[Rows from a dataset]

···

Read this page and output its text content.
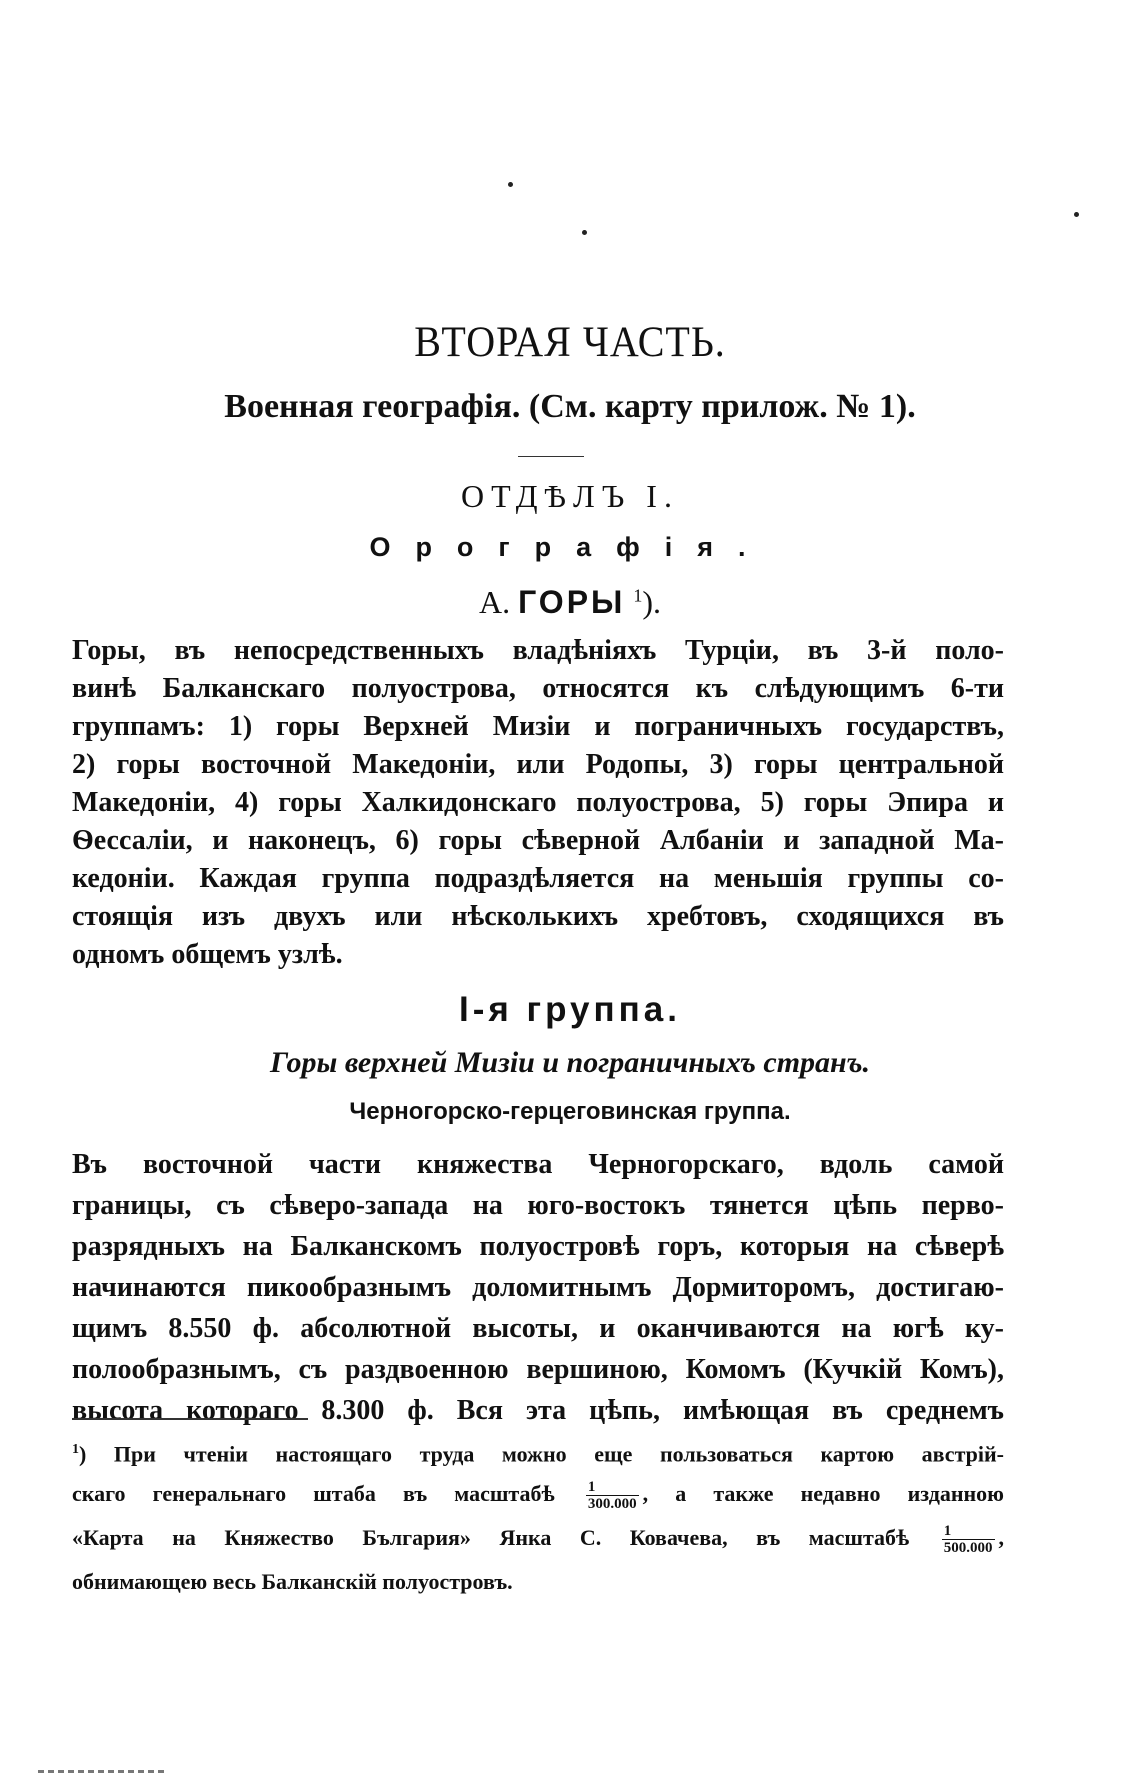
ВТОРАЯ ЧАСТЬ.
Военная географія. (См. карту прилож. № 1).
ОТДѢЛЪ I.
Орографія.
А. ГОРЫ $^1$).
Горы, въ непосредственныхъ владѣніяхъ Турціи, въ 3-й поло-
винѣ Балканскаго полуострова, относятся къ слѣдующимъ 6-ти
группамъ: 1) горы Верхней Мизіи и пограничныхъ государствъ,
2) горы восточной Македоніи, или Родопы, 3) горы центральной
Македоніи, 4) горы Халкидонскаго полуострова, 5) горы Эпира и
Ѳессаліи, и наконецъ, 6) горы сѣверной Албаніи и западной Ма-
кедоніи. Каждая группа подраздѣляется на меньшія группы со-
стоящія изъ двухъ или нѣсколькихъ хребтовъ, сходящихся въ
одномъ общемъ узлѣ.
І-я группа.
Горы верхней Мизіи и пограничныхъ странъ.
Черногорско-герцеговинская группа.
Въ восточной части княжества Черногорскаго, вдоль самой
границы, съ сѣверо-запада на юго-востокъ тянется цѣпь перво-
разрядныхъ на Балканскомъ полуостровѣ горъ, которыя на сѣверѣ
начинаются пикообразнымъ доломитнымъ Дормиторомъ, достигаю-
щимъ 8.550 ф. абсолютной высоты, и оканчиваются на югѣ ку-
полообразнымъ, съ раздвоенною вершиною, Комомъ (Кучкій Комъ),
высота котораго 8.300 ф. Вся эта цѣпь, имѣющая въ среднемъ
$^1$) При чтеніи настоящаго труда можно еще пользоваться картою австрій-
скаго генеральнаго штаба въ масштабѣ $\frac{1}{300.000}$ , а также недавно изданною
«Карта на Княжество България» Янка С. Ковачева, въ масштабѣ $\frac{1}{500.000}$ ,
обнимающею весь Балканскій полуостровъ.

···

▶ **Your instructions**
In the entries above, find lines with "Мизіи" and copy each.

▶ **Correct result**
группамъ: 1) горы Верхней Мизіи и пограничныхъ государствъ,
Горы верхней Мизіи и пограничныхъ странъ.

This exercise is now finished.